-- TASK OBJECTIVE --
Reproduce the records that follow in full, excluding any picture they contain.

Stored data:
►

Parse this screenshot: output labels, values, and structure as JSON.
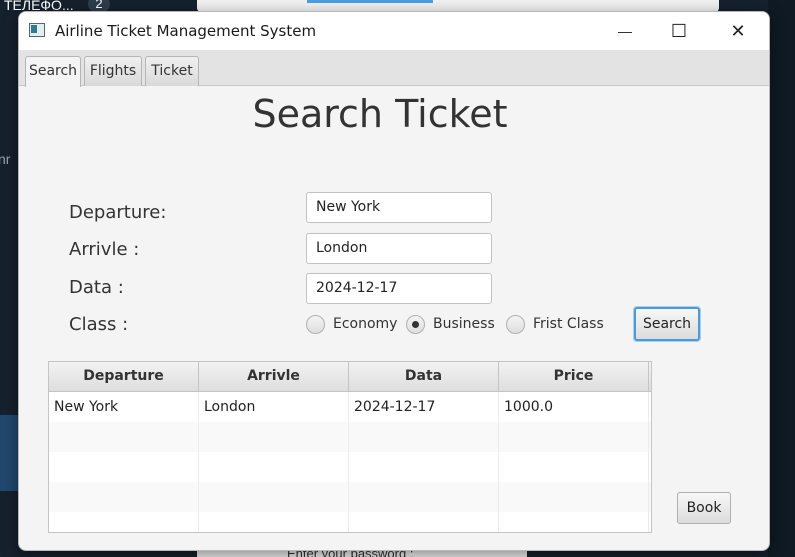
{
  "background": {
    "taskbar_text": "ТЕЛЕФО...",
    "badge": "2",
    "side_text": "nr",
    "bottom_panel_text": "Enter your password :"
  },
  "window": {
    "title": "Airline Ticket Management System",
    "controls": {
      "minimize": "—",
      "maximize": "☐",
      "close": "✕"
    }
  },
  "tabs": [
    {
      "label": "Search",
      "active": true
    },
    {
      "label": "Flights",
      "active": false
    },
    {
      "label": "Ticket",
      "active": false
    }
  ],
  "page": {
    "heading": "Search Ticket",
    "labels": {
      "departure": "Departure:",
      "arrival": "Arrivle :",
      "date": "Data :",
      "class": "Class :"
    },
    "fields": {
      "departure": "New York",
      "arrival": "London",
      "date": "2024-12-17"
    },
    "class_options": [
      {
        "label": "Economy",
        "checked": false
      },
      {
        "label": "Business",
        "checked": true
      },
      {
        "label": "Frist Class",
        "checked": false
      }
    ],
    "search_button": "Search",
    "book_button": "Book"
  },
  "table": {
    "headers": [
      "Departure",
      "Arrivle",
      "Data",
      "Price"
    ],
    "rows": [
      [
        "New York",
        "London",
        "2024-12-17",
        "1000.0"
      ]
    ]
  }
}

◄

-- SOLUTION --
Parse this screenshot: output labels, values, and structure as JSON.
{
  "background": {
    "taskbar_text": "ТЕЛЕФО...",
    "badge": "2",
    "side_text": "nr",
    "bottom_panel_text": "Enter your password :"
  },
  "window": {
    "title": "Airline Ticket Management System",
    "controls": {
      "minimize": "—",
      "maximize": "☐",
      "close": "✕"
    }
  },
  "tabs": [
    {
      "label": "Search",
      "active": true
    },
    {
      "label": "Flights",
      "active": false
    },
    {
      "label": "Ticket",
      "active": false
    }
  ],
  "page": {
    "heading": "Search Ticket",
    "labels": {
      "departure": "Departure:",
      "arrival": "Arrivle :",
      "date": "Data :",
      "class": "Class :"
    },
    "fields": {
      "departure": "New York",
      "arrival": "London",
      "date": "2024-12-17"
    },
    "class_options": [
      {
        "label": "Economy",
        "checked": false
      },
      {
        "label": "Business",
        "checked": true
      },
      {
        "label": "Frist Class",
        "checked": false
      }
    ],
    "search_button": "Search",
    "book_button": "Book"
  },
  "table": {
    "headers": [
      "Departure",
      "Arrivle",
      "Data",
      "Price"
    ],
    "rows": [
      [
        "New York",
        "London",
        "2024-12-17",
        "1000.0"
      ]
    ]
  }
}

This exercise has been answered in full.